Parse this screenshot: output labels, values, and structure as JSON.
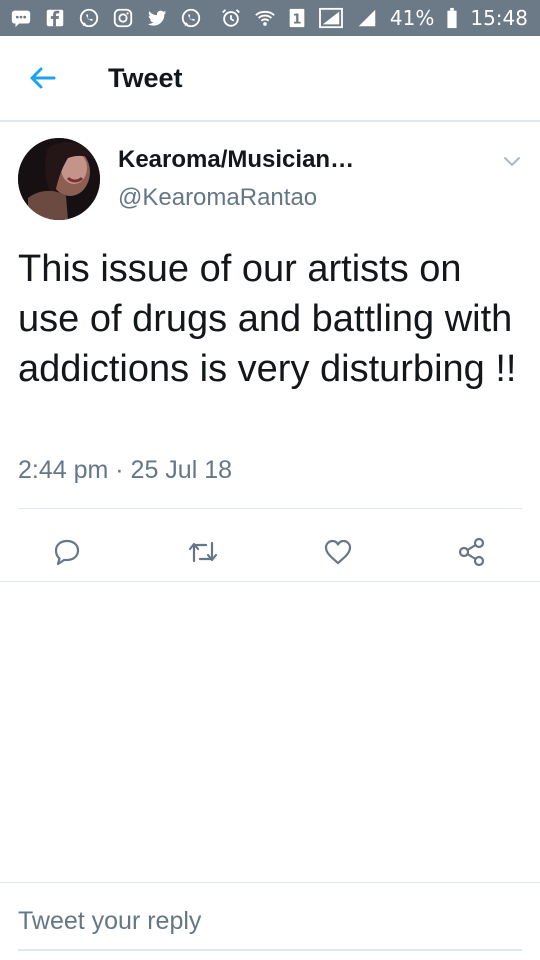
{
  "status_bar": {
    "battery_percent": "41%",
    "time": "15:48",
    "sim_number": "1",
    "left_icons": [
      "chat-bubble-icon",
      "facebook-icon",
      "whatsapp-icon",
      "instagram-icon",
      "twitter-icon",
      "whatsapp-icon"
    ],
    "right_icons": [
      "alarm-icon",
      "wifi-icon",
      "sim-icon",
      "signal-icon",
      "signal-icon",
      "battery-icon"
    ],
    "color": "#6b7a86"
  },
  "header": {
    "title": "Tweet",
    "back_icon": "arrow-left-icon",
    "accent": "#1da1f2"
  },
  "tweet": {
    "display_name": "Kearoma/Musician…",
    "handle": "@KearomaRantao",
    "text": "This issue of our artists on use of drugs and battling with addictions is very disturbing !!",
    "timestamp": "2:44 pm · 25 Jul 18",
    "actions": [
      "reply-icon",
      "retweet-icon",
      "like-icon",
      "share-icon"
    ]
  },
  "reply": {
    "placeholder": "Tweet your reply"
  }
}
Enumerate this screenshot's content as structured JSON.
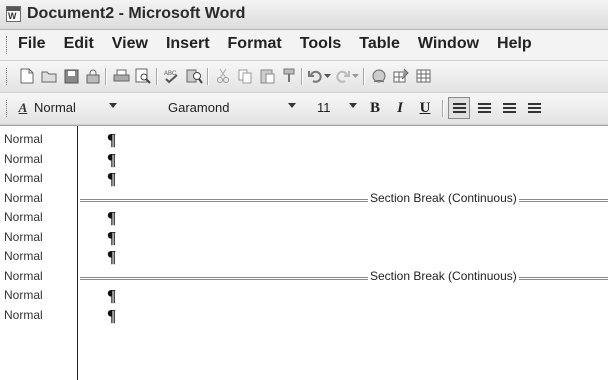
{
  "window": {
    "title": "Document2 - Microsoft Word",
    "icon": "W"
  },
  "menu": {
    "items": [
      {
        "label": "File"
      },
      {
        "label": "Edit"
      },
      {
        "label": "View"
      },
      {
        "label": "Insert"
      },
      {
        "label": "Format"
      },
      {
        "label": "Tools"
      },
      {
        "label": "Table"
      },
      {
        "label": "Window"
      },
      {
        "label": "Help"
      }
    ]
  },
  "formatting": {
    "style": "Normal",
    "font": "Garamond",
    "size": "11",
    "bold": "B",
    "italic": "I",
    "underline": "U",
    "style_icon_text": "A"
  },
  "standard_toolbar_icons": [
    "new-icon",
    "open-icon",
    "save-icon",
    "permission-icon",
    "print-icon",
    "print-preview-icon",
    "spelling-icon",
    "research-icon",
    "cut-icon",
    "copy-icon",
    "paste-icon",
    "format-painter-icon",
    "undo-icon",
    "redo-icon",
    "hyperlink-icon",
    "tables-borders-icon",
    "insert-table-icon"
  ],
  "document": {
    "paragraph_mark": "¶",
    "rows": [
      {
        "style": "Normal",
        "type": "para"
      },
      {
        "style": "Normal",
        "type": "para"
      },
      {
        "style": "Normal",
        "type": "para"
      },
      {
        "style": "Normal",
        "type": "section",
        "label": "Section Break (Continuous)"
      },
      {
        "style": "Normal",
        "type": "para"
      },
      {
        "style": "Normal",
        "type": "para"
      },
      {
        "style": "Normal",
        "type": "para"
      },
      {
        "style": "Normal",
        "type": "section",
        "label": "Section Break (Continuous)"
      },
      {
        "style": "Normal",
        "type": "para"
      },
      {
        "style": "Normal",
        "type": "para"
      }
    ]
  }
}
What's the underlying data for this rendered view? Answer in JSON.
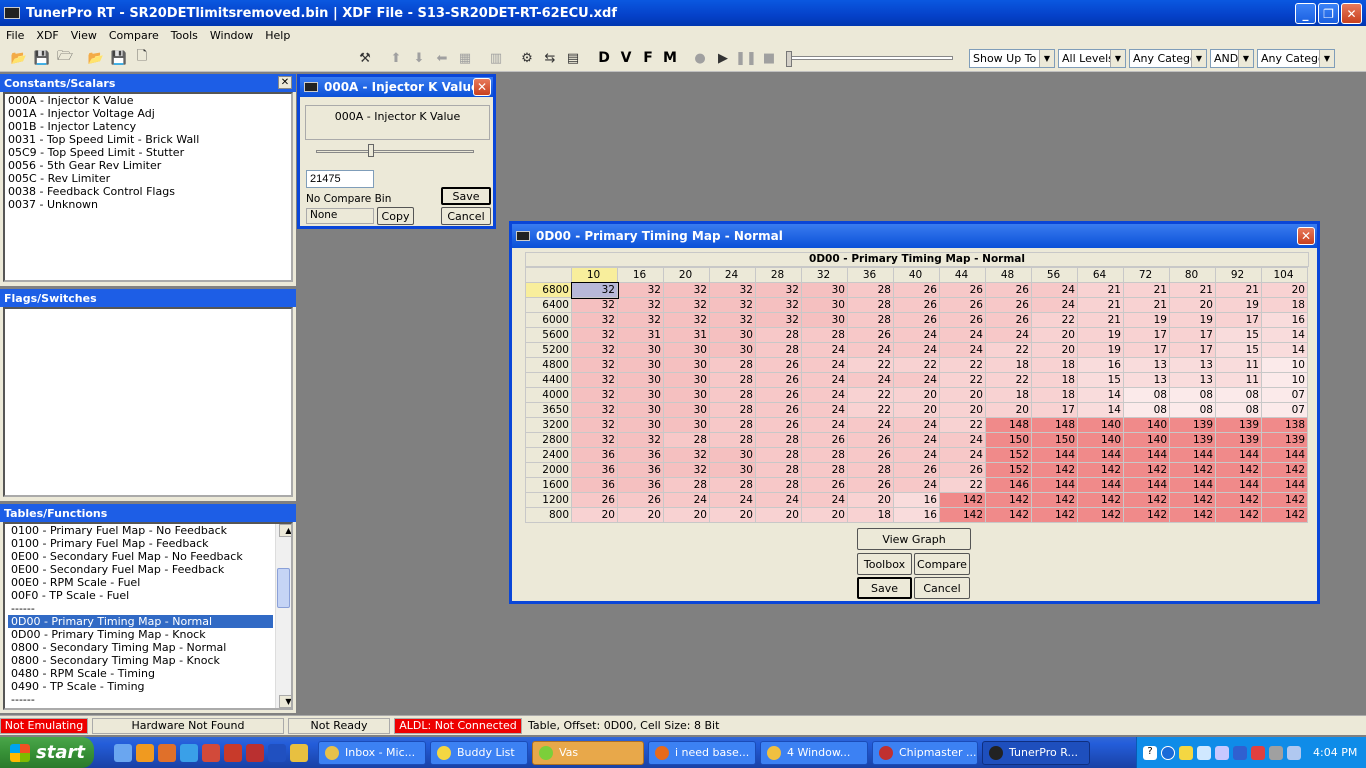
________________________________________
- _TASK INSTRUCTIONS_:
Leave out every picture and copy the rest of the records exactly.

- _WRITTEN REPLY_:
Parse this screenshot: output labels, values, and structure as JSON.
{
  "status_bar": {
    "battery_percent": "41%",
    "time": "15:48",
    "sim_number": "1",
    "left_icons": [
      "chat-bubble-icon",
      "facebook-icon",
      "whatsapp-icon",
      "instagram-icon",
      "twitter-icon",
      "whatsapp-icon"
    ],
    "right_icons": [
      "alarm-icon",
      "wifi-icon",
      "sim-icon",
      "signal-icon",
      "signal-icon",
      "battery-icon"
    ],
    "color": "#6b7a86"
  },
  "header": {
    "title": "Tweet",
    "back_icon": "arrow-left-icon",
    "accent": "#1da1f2"
  },
  "tweet": {
    "display_name": "Kearoma/Musician…",
    "handle": "@KearomaRantao",
    "text": "This issue of our artists on use of drugs and battling with addictions is very disturbing !!",
    "timestamp": "2:44 pm · 25 Jul 18",
    "actions": [
      "reply-icon",
      "retweet-icon",
      "like-icon",
      "share-icon"
    ]
  },
  "reply": {
    "placeholder": "Tweet your reply"
  }
}
Enumerate this screenshot's content as structured JSON.
{
  "window": {
    "title": "Document2 - Microsoft Word",
    "icon": "W"
  },
  "menu": {
    "items": [
      {
        "label": "File"
      },
      {
        "label": "Edit"
      },
      {
        "label": "View"
      },
      {
        "label": "Insert"
      },
      {
        "label": "Format"
      },
      {
        "label": "Tools"
      },
      {
        "label": "Table"
      },
      {
        "label": "Window"
      },
      {
        "label": "Help"
      }
    ]
  },
  "formatting": {
    "style": "Normal",
    "font": "Garamond",
    "size": "11",
    "bold": "B",
    "italic": "I",
    "underline": "U",
    "style_icon_text": "A"
  },
  "standard_toolbar_icons": [
    "new-icon",
    "open-icon",
    "save-icon",
    "permission-icon",
    "print-icon",
    "print-preview-icon",
    "spelling-icon",
    "research-icon",
    "cut-icon",
    "copy-icon",
    "paste-icon",
    "format-painter-icon",
    "undo-icon",
    "redo-icon",
    "hyperlink-icon",
    "tables-borders-icon",
    "insert-table-icon"
  ],
  "document": {
    "paragraph_mark": "¶",
    "rows": [
      {
        "style": "Normal",
        "type": "para"
      },
      {
        "style": "Normal",
        "type": "para"
      },
      {
        "style": "Normal",
        "type": "para"
      },
      {
        "style": "Normal",
        "type": "section",
        "label": "Section Break (Continuous)"
      },
      {
        "style": "Normal",
        "type": "para"
      },
      {
        "style": "Normal",
        "type": "para"
      },
      {
        "style": "Normal",
        "type": "para"
      },
      {
        "style": "Normal",
        "type": "section",
        "label": "Section Break (Continuous)"
      },
      {
        "style": "Normal",
        "type": "para"
      },
      {
        "style": "Normal",
        "type": "para"
      }
    ]
  }
}
What's the underlying data for this rendered view? Answer in JSON.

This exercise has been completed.